### Text block
____________________

I’ve been thinking a bit about one of the least talked about games in one of our most talked about seasons. It wasn’t least talked about on the way in: six years ago, #1 Alabama came to Knoxville to face #9 Tennessee. The Vols were banged up, and coming to the end of an impossible stretch of opponents and emotions. We don’t talk about it, in part, because more infamous things happened to the Vols later in that season. And, in part, because Alabama dominated, again. The Vols were +13 at kickoff on that day; I’ll be curious to see the comparison tomorrow.
But that, already, was the highest-ranked Third Saturday in October ever.
And as long as Alabama doesn’t do something strange tonight, next week will top it.
But as much as the Alabama rivalry means to us, even it isn’t the lone qualifier.
The opportunity that was before Tennessee six years ago came at the midpoint of year four under Butch Jones. It came through wins that will last forever on their own: Florida, Georgia, a unique environment with Virginia Tech. And the reasons the 2016 season itself won’t last forever came later with South Carolina and Vanderbilt. But year four also carried some of the frustrations of year three, when the Vols went 9-4 but were close to so much more.
And at the same time, those two seasons and those two 9-4s are the best it’s been around here in 15 years. No single-season breakthrough. In those 15 years, Tennessee’s three biggest rivals have won eight national championships. There have been so few opportunities for the kind of thing we saw Texas do to Oklahoma today, a statement win in a series that matters. The Longhorns may not be back to the rest of us, but I’m sure it feels like they are on their own terms today. Good for them!
But we are an Alabama win tonight away from Tennessee being back to everyone in the country this week.

____________________

### Recorded data
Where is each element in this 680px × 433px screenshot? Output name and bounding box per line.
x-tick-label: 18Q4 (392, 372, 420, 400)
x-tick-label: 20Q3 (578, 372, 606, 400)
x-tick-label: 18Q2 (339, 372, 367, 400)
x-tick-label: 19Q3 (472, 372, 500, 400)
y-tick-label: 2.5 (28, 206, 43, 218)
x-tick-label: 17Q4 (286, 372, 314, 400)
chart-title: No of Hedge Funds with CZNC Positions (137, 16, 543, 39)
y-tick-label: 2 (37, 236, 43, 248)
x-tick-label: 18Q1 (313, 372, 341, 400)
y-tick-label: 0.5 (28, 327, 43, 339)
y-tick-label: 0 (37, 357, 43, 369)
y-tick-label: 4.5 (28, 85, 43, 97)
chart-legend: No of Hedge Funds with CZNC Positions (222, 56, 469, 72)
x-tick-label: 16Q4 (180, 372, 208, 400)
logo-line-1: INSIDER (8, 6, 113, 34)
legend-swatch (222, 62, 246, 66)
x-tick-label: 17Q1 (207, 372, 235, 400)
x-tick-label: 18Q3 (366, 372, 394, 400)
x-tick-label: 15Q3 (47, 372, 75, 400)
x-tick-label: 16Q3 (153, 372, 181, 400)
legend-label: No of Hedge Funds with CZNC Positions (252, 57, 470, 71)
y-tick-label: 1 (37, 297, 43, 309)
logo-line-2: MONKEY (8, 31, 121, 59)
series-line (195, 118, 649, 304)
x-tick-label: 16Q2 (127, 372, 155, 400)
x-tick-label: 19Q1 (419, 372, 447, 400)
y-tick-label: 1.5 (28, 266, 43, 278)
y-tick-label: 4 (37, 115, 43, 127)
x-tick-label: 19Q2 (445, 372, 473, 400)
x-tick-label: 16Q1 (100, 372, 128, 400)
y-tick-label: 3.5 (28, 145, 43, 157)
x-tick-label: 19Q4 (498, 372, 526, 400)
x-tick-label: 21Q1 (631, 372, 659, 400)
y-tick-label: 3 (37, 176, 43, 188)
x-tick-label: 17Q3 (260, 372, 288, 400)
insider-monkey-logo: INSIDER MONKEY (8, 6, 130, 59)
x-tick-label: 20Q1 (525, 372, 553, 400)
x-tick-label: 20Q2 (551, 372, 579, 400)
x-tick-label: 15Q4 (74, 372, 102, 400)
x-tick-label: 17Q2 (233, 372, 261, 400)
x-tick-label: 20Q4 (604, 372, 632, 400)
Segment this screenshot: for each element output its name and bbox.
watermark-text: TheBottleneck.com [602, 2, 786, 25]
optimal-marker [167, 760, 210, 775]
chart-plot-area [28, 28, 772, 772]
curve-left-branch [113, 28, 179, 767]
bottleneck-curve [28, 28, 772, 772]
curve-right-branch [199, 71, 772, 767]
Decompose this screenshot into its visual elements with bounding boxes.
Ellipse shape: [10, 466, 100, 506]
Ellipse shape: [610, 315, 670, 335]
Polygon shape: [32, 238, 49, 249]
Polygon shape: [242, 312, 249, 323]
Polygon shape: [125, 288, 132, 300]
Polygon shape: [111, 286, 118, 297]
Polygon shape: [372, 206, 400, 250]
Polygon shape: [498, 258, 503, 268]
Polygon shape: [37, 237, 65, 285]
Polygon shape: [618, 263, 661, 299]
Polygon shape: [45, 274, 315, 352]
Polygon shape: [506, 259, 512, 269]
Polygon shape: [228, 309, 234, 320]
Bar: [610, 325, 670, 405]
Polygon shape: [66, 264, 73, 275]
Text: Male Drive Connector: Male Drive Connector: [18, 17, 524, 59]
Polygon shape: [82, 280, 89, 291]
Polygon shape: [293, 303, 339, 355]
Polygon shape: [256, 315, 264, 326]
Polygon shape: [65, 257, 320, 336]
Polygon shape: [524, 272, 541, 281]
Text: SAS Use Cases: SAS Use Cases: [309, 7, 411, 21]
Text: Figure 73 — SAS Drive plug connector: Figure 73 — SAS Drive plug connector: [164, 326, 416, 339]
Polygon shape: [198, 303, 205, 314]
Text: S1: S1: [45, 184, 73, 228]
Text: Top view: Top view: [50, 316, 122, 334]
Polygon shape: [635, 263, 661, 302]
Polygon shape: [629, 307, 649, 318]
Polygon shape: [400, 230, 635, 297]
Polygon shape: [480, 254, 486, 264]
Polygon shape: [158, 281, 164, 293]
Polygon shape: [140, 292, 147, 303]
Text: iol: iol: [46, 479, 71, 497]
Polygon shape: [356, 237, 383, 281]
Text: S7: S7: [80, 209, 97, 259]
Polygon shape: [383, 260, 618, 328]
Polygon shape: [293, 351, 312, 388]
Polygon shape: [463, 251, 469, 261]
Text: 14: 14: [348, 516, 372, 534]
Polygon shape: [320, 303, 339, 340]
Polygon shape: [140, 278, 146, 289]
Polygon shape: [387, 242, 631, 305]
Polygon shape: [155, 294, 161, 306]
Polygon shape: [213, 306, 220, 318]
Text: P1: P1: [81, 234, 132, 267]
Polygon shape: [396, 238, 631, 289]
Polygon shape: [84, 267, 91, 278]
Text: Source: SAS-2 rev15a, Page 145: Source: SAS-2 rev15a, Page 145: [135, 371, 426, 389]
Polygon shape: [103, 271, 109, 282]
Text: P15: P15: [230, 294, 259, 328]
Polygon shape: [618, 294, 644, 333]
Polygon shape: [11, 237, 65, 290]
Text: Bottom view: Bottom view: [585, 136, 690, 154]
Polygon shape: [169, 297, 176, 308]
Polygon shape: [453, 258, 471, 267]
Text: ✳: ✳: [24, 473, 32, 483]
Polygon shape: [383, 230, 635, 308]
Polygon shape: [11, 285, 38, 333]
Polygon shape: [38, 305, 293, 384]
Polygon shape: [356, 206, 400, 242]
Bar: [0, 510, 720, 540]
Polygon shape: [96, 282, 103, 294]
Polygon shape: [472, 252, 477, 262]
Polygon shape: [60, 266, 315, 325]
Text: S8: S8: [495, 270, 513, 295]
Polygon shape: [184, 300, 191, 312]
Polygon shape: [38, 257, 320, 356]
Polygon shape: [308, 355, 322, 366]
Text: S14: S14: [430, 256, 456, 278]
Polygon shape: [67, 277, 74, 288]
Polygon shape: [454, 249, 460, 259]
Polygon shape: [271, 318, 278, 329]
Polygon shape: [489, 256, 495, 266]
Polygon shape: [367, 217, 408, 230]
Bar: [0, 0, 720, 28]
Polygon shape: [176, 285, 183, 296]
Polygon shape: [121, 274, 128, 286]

____________________

### Work order 1
In the Tennessee football column, list every opponent named in the paragraph that begins "The opportunity that was before Tennessee six years ago."
### Work order 2
From the Tennessee football column, extract the passage starting at "I’ve been thinking" and ending at "the comparison tomorrow.".
Please set the entries aside, since none of them is needed here.

### Result 1
Florida, Georgia, Virginia Tech, South Carolina, Vanderbilt

### Result 2
I’ve been thinking a bit about one of the least talked about games in one of our most talked about seasons. It wasn’t least talked about on the way in: six years ago, #1 Alabama came to Knoxville to face #9 Tennessee. The Vols were banged up, and coming to the end of an impossible stretch of opponents and emotions. We don’t talk about it, in part, because more infamous things happened to the Vols later in that season. And, in part, because Alabama dominated, again. The Vols were +13 at kickoff on that day; I’ll be curious to see the comparison tomorrow.